Items listed in a dataset

[Start]

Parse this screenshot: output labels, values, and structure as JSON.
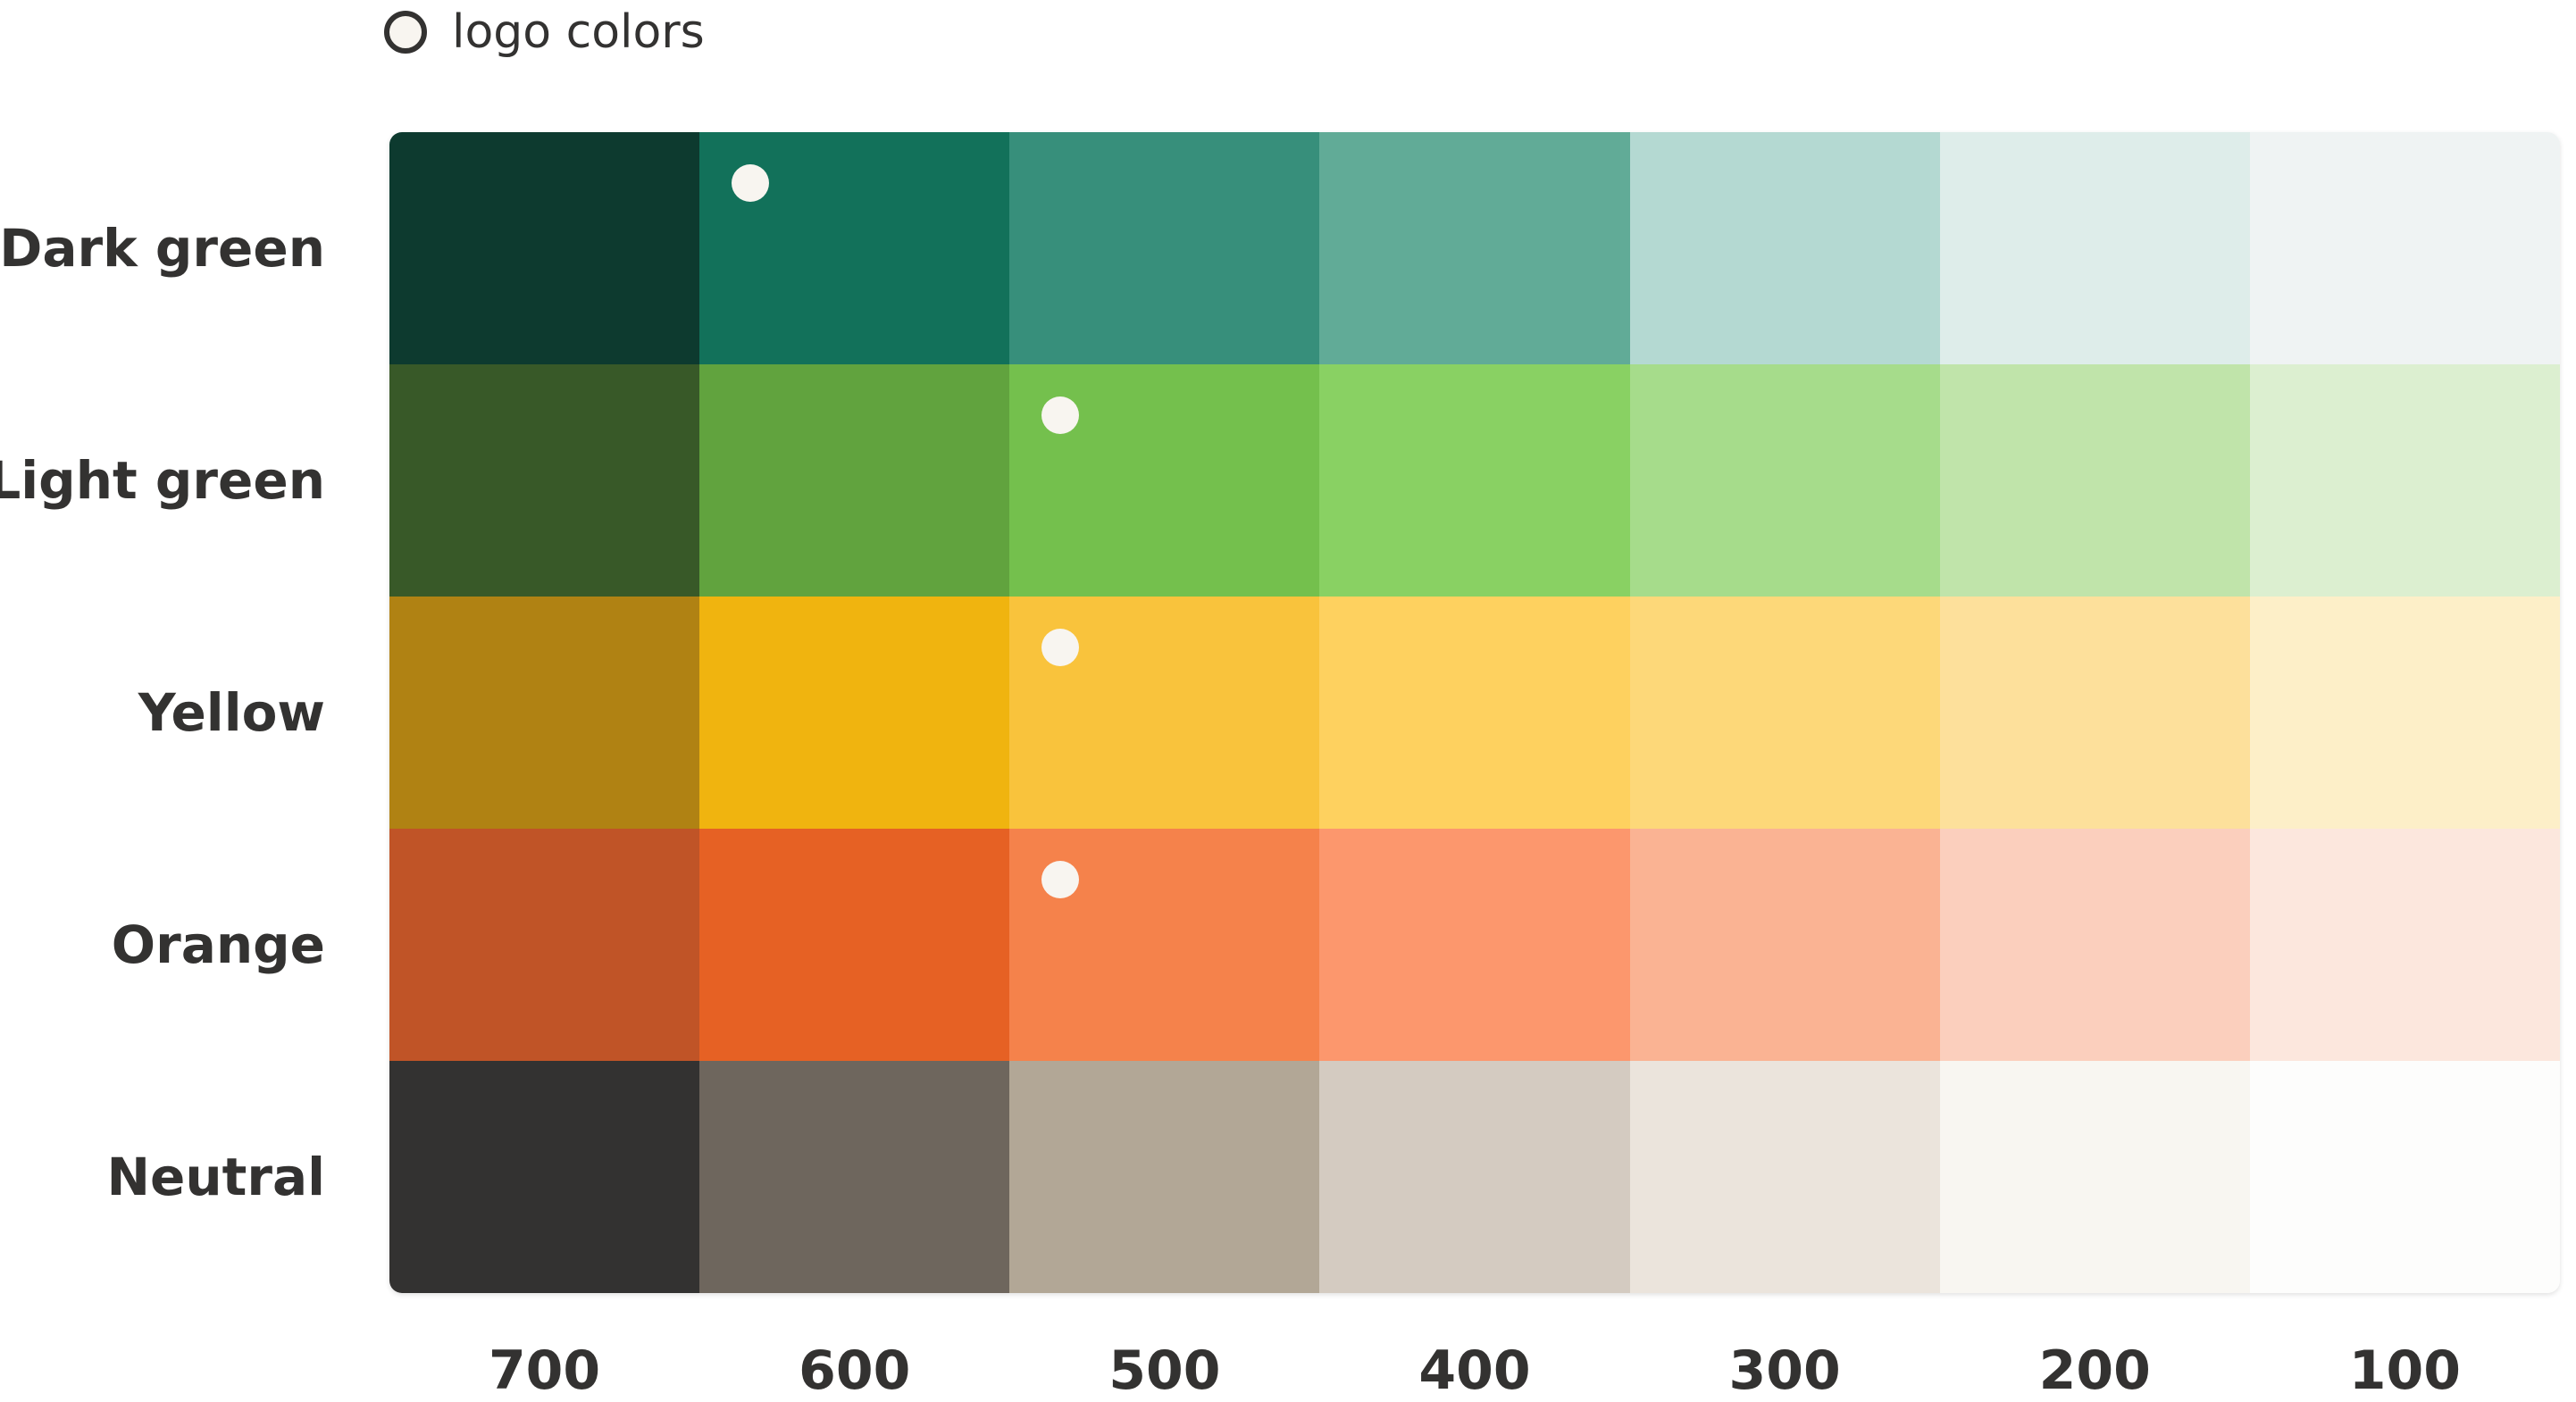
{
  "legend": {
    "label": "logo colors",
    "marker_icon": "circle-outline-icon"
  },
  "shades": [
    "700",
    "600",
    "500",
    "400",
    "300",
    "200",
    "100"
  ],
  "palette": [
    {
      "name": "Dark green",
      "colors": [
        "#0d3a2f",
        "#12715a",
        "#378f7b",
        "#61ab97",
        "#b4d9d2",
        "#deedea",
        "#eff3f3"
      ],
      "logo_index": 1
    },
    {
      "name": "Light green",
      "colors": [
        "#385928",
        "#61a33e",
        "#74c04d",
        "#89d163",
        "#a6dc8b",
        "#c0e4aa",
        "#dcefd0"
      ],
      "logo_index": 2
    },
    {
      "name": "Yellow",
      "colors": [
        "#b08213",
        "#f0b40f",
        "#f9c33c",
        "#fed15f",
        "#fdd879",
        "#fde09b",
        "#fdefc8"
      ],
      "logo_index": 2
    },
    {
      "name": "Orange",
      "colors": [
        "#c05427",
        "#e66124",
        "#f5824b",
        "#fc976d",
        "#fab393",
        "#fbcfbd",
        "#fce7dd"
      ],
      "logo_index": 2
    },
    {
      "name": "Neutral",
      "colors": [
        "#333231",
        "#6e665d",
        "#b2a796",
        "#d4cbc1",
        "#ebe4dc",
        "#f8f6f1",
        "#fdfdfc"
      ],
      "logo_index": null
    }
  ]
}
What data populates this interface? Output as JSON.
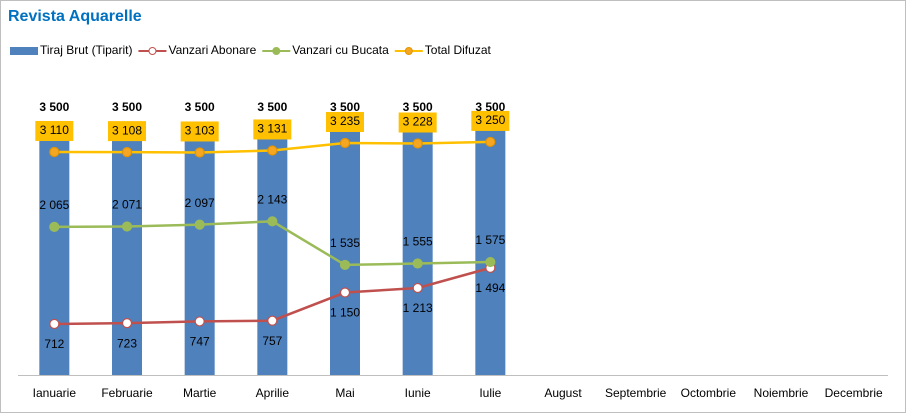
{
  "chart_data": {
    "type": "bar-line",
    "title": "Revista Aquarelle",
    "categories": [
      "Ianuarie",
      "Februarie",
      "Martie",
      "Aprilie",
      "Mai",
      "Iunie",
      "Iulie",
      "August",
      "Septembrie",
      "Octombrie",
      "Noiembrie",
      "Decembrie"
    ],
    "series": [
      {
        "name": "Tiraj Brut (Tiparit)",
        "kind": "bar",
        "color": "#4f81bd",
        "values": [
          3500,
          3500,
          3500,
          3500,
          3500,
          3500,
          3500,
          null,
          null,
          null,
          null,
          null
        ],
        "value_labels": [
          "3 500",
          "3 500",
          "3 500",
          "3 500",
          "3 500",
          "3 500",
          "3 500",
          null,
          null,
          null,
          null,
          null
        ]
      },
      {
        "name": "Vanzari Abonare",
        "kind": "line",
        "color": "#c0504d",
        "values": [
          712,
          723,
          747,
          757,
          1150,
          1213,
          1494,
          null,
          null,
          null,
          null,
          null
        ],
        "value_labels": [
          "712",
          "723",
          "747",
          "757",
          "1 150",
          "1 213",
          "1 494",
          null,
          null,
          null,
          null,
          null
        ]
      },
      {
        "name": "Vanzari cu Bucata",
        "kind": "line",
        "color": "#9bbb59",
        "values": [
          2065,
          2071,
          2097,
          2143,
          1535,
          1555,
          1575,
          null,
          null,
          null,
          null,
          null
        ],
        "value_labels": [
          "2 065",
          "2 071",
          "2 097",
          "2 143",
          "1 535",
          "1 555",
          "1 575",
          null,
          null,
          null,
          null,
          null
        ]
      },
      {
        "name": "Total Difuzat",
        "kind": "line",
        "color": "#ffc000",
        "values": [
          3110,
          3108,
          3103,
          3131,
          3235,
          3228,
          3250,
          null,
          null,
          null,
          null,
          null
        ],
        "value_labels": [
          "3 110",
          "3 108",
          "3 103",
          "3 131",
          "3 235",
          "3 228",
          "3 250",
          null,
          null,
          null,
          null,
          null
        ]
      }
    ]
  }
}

[End]

REQUEST -> Copy out all the records exactly, excluding pictures.

OUTPUT ->
Parse this screenshot: output labels, values, and structure as JSON.
{
  "legend": {
    "label": "logo colors",
    "marker_icon": "circle-outline-icon"
  },
  "shades": [
    "700",
    "600",
    "500",
    "400",
    "300",
    "200",
    "100"
  ],
  "palette": [
    {
      "name": "Dark green",
      "colors": [
        "#0d3a2f",
        "#12715a",
        "#378f7b",
        "#61ab97",
        "#b4d9d2",
        "#deedea",
        "#eff3f3"
      ],
      "logo_index": 1
    },
    {
      "name": "Light green",
      "colors": [
        "#385928",
        "#61a33e",
        "#74c04d",
        "#89d163",
        "#a6dc8b",
        "#c0e4aa",
        "#dcefd0"
      ],
      "logo_index": 2
    },
    {
      "name": "Yellow",
      "colors": [
        "#b08213",
        "#f0b40f",
        "#f9c33c",
        "#fed15f",
        "#fdd879",
        "#fde09b",
        "#fdefc8"
      ],
      "logo_index": 2
    },
    {
      "name": "Orange",
      "colors": [
        "#c05427",
        "#e66124",
        "#f5824b",
        "#fc976d",
        "#fab393",
        "#fbcfbd",
        "#fce7dd"
      ],
      "logo_index": 2
    },
    {
      "name": "Neutral",
      "colors": [
        "#333231",
        "#6e665d",
        "#b2a796",
        "#d4cbc1",
        "#ebe4dc",
        "#f8f6f1",
        "#fdfdfc"
      ],
      "logo_index": null
    }
  ]
}
What data populates this interface? Output as JSON.
{
  "chart_data": {
    "type": "bar-line",
    "title": "Revista Aquarelle",
    "categories": [
      "Ianuarie",
      "Februarie",
      "Martie",
      "Aprilie",
      "Mai",
      "Iunie",
      "Iulie",
      "August",
      "Septembrie",
      "Octombrie",
      "Noiembrie",
      "Decembrie"
    ],
    "series": [
      {
        "name": "Tiraj Brut (Tiparit)",
        "kind": "bar",
        "color": "#4f81bd",
        "values": [
          3500,
          3500,
          3500,
          3500,
          3500,
          3500,
          3500,
          null,
          null,
          null,
          null,
          null
        ],
        "value_labels": [
          "3 500",
          "3 500",
          "3 500",
          "3 500",
          "3 500",
          "3 500",
          "3 500",
          null,
          null,
          null,
          null,
          null
        ]
      },
      {
        "name": "Vanzari Abonare",
        "kind": "line",
        "color": "#c0504d",
        "values": [
          712,
          723,
          747,
          757,
          1150,
          1213,
          1494,
          null,
          null,
          null,
          null,
          null
        ],
        "value_labels": [
          "712",
          "723",
          "747",
          "757",
          "1 150",
          "1 213",
          "1 494",
          null,
          null,
          null,
          null,
          null
        ]
      },
      {
        "name": "Vanzari cu Bucata",
        "kind": "line",
        "color": "#9bbb59",
        "values": [
          2065,
          2071,
          2097,
          2143,
          1535,
          1555,
          1575,
          null,
          null,
          null,
          null,
          null
        ],
        "value_labels": [
          "2 065",
          "2 071",
          "2 097",
          "2 143",
          "1 535",
          "1 555",
          "1 575",
          null,
          null,
          null,
          null,
          null
        ]
      },
      {
        "name": "Total Difuzat",
        "kind": "line",
        "color": "#ffc000",
        "values": [
          3110,
          3108,
          3103,
          3131,
          3235,
          3228,
          3250,
          null,
          null,
          null,
          null,
          null
        ],
        "value_labels": [
          "3 110",
          "3 108",
          "3 103",
          "3 131",
          "3 235",
          "3 228",
          "3 250",
          null,
          null,
          null,
          null,
          null
        ]
      }
    ]
  }
}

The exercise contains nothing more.